───── MATERIALS PROVIDED

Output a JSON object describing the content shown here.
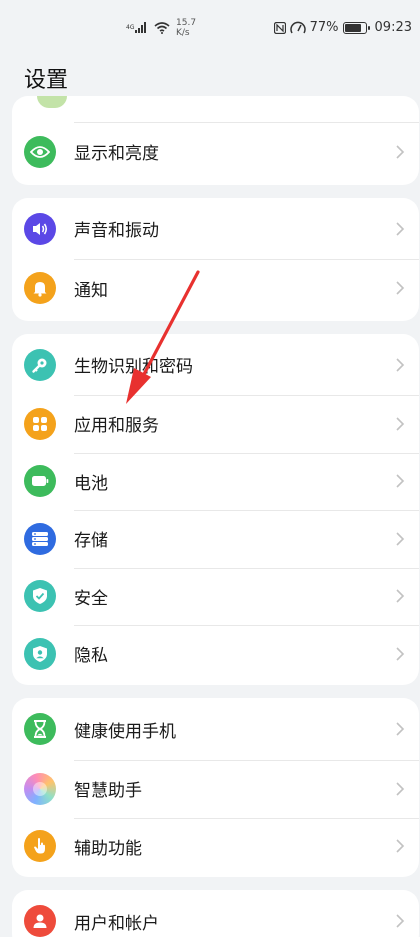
{
  "status_bar": {
    "network": "4G",
    "speed_value": "15.7",
    "speed_unit": "K/s",
    "battery": "77%",
    "time": "09:23"
  },
  "page_title": "设置",
  "groups": [
    {
      "items": [
        {
          "label": "显示和亮度",
          "icon": "eye-icon",
          "color": "#3dbb5c"
        }
      ]
    },
    {
      "items": [
        {
          "label": "声音和振动",
          "icon": "speaker-icon",
          "color": "#5b48e6"
        },
        {
          "label": "通知",
          "icon": "bell-icon",
          "color": "#f4a21b"
        }
      ]
    },
    {
      "items": [
        {
          "label": "生物识别和密码",
          "icon": "key-icon",
          "color": "#3cc2b2"
        },
        {
          "label": "应用和服务",
          "icon": "apps-icon",
          "color": "#f4a21b"
        },
        {
          "label": "电池",
          "icon": "battery-icon",
          "color": "#3dbb5c"
        },
        {
          "label": "存储",
          "icon": "storage-icon",
          "color": "#2f6be0"
        },
        {
          "label": "安全",
          "icon": "shield-icon",
          "color": "#3cc2b2"
        },
        {
          "label": "隐私",
          "icon": "privacy-icon",
          "color": "#3cc2b2"
        }
      ]
    },
    {
      "items": [
        {
          "label": "健康使用手机",
          "icon": "hourglass-icon",
          "color": "#3dbb5c"
        },
        {
          "label": "智慧助手",
          "icon": "assistant-icon",
          "color": "#c8a8f0"
        },
        {
          "label": "辅助功能",
          "icon": "hand-icon",
          "color": "#f4a21b"
        }
      ]
    },
    {
      "items": [
        {
          "label": "用户和帐户",
          "icon": "user-icon",
          "color": "#ee4b3b"
        }
      ]
    }
  ],
  "colors": {
    "annotation_arrow": "#e8312f"
  }
}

──────────

• PROBLEM DETAILS
Every entry above is to be set down exactly; the pictures are to be left out.

• RIGHT ANSWER
Output a JSON object describing the content shown here.
{
  "status_bar": {
    "network": "4G",
    "speed_value": "15.7",
    "speed_unit": "K/s",
    "battery": "77%",
    "time": "09:23"
  },
  "page_title": "设置",
  "groups": [
    {
      "items": [
        {
          "label": "显示和亮度",
          "icon": "eye-icon",
          "color": "#3dbb5c"
        }
      ]
    },
    {
      "items": [
        {
          "label": "声音和振动",
          "icon": "speaker-icon",
          "color": "#5b48e6"
        },
        {
          "label": "通知",
          "icon": "bell-icon",
          "color": "#f4a21b"
        }
      ]
    },
    {
      "items": [
        {
          "label": "生物识别和密码",
          "icon": "key-icon",
          "color": "#3cc2b2"
        },
        {
          "label": "应用和服务",
          "icon": "apps-icon",
          "color": "#f4a21b"
        },
        {
          "label": "电池",
          "icon": "battery-icon",
          "color": "#3dbb5c"
        },
        {
          "label": "存储",
          "icon": "storage-icon",
          "color": "#2f6be0"
        },
        {
          "label": "安全",
          "icon": "shield-icon",
          "color": "#3cc2b2"
        },
        {
          "label": "隐私",
          "icon": "privacy-icon",
          "color": "#3cc2b2"
        }
      ]
    },
    {
      "items": [
        {
          "label": "健康使用手机",
          "icon": "hourglass-icon",
          "color": "#3dbb5c"
        },
        {
          "label": "智慧助手",
          "icon": "assistant-icon",
          "color": "#c8a8f0"
        },
        {
          "label": "辅助功能",
          "icon": "hand-icon",
          "color": "#f4a21b"
        }
      ]
    },
    {
      "items": [
        {
          "label": "用户和帐户",
          "icon": "user-icon",
          "color": "#ee4b3b"
        }
      ]
    }
  ],
  "colors": {
    "annotation_arrow": "#e8312f"
  }
}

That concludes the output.